- THE REQUEST -
Copy each line below that contains "Precipitation".
======== TASK INPUTS ========
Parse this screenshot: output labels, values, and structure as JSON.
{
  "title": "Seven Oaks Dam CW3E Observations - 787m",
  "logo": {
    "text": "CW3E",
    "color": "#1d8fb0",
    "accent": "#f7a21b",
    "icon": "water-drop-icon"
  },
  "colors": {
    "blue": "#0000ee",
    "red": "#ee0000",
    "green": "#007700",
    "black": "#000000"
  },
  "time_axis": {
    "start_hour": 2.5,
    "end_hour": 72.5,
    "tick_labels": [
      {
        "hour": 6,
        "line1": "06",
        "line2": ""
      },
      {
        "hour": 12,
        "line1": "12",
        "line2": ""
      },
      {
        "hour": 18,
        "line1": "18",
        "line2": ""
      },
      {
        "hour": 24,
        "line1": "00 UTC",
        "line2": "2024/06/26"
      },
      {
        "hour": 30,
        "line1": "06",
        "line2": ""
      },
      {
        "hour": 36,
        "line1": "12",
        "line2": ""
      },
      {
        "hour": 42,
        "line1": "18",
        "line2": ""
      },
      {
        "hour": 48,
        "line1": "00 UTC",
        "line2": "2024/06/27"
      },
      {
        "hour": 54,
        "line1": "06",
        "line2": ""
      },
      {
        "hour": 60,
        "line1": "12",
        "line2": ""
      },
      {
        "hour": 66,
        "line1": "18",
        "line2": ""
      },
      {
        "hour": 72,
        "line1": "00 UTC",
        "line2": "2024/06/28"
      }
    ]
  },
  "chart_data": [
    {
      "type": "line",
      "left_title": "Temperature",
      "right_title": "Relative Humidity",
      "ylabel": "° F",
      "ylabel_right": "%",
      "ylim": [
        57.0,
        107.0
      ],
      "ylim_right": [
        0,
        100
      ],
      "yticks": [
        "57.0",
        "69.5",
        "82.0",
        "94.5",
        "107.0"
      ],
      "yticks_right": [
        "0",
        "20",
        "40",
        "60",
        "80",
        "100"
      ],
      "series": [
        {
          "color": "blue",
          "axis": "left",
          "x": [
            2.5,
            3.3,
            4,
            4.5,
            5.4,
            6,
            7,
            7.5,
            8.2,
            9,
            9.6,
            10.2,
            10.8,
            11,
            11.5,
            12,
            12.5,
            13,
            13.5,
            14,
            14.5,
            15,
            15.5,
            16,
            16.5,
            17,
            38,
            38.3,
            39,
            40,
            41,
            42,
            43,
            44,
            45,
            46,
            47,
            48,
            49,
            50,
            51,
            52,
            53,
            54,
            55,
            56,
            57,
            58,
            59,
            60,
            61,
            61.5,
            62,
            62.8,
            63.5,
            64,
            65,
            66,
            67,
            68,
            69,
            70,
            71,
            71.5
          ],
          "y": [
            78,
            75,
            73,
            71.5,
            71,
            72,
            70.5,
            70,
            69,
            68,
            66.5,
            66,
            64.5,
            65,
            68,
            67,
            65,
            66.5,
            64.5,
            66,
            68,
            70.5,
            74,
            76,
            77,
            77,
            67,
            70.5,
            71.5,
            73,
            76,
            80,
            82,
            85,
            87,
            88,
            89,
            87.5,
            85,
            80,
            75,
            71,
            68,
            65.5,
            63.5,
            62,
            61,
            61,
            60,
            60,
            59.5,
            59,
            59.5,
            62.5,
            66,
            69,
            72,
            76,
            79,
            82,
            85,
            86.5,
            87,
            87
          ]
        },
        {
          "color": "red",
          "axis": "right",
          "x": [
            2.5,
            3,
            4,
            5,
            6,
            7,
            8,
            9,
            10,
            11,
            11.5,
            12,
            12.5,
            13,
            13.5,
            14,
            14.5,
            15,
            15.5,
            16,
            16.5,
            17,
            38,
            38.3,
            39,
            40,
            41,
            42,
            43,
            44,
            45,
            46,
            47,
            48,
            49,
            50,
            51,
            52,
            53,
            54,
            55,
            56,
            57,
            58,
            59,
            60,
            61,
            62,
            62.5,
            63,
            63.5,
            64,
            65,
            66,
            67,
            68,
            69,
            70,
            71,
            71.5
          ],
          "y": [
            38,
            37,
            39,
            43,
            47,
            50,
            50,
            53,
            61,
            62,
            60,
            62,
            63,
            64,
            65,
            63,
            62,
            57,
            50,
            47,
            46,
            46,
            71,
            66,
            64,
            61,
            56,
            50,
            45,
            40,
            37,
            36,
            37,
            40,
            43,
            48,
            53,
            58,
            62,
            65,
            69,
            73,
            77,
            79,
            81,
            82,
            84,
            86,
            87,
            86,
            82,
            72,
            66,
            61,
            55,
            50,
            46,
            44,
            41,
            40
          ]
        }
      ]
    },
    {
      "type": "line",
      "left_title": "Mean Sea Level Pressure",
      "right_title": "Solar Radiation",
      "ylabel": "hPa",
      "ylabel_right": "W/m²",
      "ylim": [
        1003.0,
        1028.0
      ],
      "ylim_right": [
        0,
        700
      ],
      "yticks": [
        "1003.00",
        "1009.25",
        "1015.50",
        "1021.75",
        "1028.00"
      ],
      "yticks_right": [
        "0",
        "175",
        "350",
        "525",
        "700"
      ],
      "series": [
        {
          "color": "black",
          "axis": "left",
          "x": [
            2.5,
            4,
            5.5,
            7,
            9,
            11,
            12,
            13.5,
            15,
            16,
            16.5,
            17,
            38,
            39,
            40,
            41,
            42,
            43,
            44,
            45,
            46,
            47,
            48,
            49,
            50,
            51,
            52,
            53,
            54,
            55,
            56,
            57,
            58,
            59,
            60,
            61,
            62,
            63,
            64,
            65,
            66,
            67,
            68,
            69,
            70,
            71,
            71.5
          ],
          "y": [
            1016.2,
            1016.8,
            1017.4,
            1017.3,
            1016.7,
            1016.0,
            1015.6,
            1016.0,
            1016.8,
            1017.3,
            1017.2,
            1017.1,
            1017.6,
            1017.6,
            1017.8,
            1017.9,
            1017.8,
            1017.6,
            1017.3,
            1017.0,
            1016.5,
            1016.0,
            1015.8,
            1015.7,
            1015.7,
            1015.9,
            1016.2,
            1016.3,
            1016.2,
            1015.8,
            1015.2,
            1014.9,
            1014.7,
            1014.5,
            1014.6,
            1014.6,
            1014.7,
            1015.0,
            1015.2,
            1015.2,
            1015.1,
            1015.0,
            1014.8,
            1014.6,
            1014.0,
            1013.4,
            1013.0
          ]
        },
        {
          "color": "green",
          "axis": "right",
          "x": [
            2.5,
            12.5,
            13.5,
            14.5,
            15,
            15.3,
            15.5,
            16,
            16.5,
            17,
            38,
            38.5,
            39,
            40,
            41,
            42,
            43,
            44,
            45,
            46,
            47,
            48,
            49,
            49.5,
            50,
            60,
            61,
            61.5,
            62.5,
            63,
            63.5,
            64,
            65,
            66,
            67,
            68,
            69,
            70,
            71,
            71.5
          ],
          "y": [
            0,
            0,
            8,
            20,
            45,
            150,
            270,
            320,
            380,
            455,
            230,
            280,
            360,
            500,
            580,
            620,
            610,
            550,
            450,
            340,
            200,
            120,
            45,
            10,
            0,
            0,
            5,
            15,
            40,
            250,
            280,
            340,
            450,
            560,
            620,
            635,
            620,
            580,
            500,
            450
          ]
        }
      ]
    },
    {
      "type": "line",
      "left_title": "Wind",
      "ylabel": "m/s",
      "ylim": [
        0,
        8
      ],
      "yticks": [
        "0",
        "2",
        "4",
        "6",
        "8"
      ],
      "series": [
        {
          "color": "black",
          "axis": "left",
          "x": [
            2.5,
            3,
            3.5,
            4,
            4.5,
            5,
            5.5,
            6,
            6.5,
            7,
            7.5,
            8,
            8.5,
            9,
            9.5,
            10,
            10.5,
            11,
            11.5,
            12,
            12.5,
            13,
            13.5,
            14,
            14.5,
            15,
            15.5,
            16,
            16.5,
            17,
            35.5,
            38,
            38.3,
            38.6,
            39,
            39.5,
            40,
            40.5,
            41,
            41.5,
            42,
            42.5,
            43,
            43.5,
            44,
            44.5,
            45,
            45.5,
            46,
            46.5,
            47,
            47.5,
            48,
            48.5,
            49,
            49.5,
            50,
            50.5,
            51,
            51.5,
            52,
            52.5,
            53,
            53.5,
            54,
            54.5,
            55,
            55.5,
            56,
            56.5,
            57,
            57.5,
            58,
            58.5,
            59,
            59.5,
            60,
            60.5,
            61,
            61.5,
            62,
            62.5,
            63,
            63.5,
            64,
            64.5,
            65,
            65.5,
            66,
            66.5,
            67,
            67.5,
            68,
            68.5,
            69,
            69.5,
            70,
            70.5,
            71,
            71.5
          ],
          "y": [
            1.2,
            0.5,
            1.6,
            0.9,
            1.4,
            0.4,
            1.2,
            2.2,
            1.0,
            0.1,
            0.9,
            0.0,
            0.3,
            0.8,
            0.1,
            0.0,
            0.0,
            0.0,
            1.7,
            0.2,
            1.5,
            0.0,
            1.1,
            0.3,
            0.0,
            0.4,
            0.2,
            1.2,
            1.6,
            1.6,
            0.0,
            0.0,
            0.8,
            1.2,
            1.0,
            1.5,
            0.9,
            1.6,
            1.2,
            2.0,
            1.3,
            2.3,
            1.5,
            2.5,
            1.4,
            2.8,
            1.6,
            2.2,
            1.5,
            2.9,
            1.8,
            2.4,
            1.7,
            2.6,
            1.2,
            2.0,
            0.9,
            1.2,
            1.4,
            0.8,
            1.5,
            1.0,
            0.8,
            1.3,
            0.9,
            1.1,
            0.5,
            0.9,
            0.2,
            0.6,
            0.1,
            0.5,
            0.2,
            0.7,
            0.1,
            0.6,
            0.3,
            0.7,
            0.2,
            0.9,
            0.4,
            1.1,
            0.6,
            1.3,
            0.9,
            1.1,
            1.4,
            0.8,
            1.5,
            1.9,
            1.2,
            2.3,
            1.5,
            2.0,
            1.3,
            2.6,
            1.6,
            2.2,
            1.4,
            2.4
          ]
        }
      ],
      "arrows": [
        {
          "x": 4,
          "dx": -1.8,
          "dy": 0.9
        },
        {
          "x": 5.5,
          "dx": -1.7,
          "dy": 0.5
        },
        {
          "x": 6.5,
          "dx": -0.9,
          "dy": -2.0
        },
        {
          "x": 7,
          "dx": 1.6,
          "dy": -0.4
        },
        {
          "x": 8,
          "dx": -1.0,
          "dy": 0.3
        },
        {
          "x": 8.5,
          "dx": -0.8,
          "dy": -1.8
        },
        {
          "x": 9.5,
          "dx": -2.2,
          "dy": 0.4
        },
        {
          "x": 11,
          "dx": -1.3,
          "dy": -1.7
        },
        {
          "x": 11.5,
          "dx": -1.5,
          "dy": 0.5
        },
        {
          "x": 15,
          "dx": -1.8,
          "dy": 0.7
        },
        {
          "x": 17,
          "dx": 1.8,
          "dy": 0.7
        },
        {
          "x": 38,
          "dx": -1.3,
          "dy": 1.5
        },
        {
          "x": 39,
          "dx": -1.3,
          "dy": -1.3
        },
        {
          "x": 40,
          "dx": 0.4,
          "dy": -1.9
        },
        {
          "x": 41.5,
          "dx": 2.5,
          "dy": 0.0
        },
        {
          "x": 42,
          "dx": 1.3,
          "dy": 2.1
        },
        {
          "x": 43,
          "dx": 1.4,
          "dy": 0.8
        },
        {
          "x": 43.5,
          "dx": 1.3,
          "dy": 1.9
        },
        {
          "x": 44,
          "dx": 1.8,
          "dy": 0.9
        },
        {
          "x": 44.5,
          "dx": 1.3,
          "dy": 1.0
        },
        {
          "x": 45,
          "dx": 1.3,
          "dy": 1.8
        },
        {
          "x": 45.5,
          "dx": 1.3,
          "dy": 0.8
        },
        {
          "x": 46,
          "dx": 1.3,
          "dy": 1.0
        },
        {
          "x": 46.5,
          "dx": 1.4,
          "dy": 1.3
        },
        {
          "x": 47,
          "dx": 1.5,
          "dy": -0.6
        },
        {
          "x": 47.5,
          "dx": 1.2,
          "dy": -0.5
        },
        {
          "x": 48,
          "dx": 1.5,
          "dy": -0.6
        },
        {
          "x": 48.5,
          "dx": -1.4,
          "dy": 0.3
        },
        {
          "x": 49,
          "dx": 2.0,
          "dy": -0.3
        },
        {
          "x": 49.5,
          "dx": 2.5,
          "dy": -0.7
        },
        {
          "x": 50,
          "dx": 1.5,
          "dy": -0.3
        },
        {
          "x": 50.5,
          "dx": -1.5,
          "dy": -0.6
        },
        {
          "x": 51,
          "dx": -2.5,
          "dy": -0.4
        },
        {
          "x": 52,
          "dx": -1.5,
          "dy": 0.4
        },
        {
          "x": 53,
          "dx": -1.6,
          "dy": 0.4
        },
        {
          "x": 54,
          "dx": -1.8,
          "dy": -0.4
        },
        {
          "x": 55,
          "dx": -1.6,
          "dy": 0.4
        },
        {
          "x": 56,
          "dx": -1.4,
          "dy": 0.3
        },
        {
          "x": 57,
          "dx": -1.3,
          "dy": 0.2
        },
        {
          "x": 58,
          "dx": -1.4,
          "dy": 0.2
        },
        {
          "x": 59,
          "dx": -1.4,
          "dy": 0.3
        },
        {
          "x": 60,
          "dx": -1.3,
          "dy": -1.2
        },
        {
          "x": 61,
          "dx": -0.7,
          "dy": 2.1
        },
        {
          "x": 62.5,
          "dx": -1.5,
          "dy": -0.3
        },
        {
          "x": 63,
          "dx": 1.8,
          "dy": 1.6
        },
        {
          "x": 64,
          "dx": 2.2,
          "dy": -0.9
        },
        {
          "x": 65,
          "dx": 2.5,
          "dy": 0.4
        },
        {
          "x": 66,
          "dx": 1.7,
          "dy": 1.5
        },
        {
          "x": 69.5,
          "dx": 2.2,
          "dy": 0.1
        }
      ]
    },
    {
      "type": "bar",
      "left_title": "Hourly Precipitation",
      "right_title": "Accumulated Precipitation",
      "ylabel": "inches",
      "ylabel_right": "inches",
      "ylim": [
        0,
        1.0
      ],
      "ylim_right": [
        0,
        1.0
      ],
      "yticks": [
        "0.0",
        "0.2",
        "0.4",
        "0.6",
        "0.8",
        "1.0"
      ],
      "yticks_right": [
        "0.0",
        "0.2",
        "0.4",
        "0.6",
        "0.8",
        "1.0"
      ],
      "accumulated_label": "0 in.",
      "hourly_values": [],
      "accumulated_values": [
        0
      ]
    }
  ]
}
========
- COMPLETE OUTPUT -
      "left_title": "Hourly Precipitation",
      "right_title": "Accumulated Precipitation",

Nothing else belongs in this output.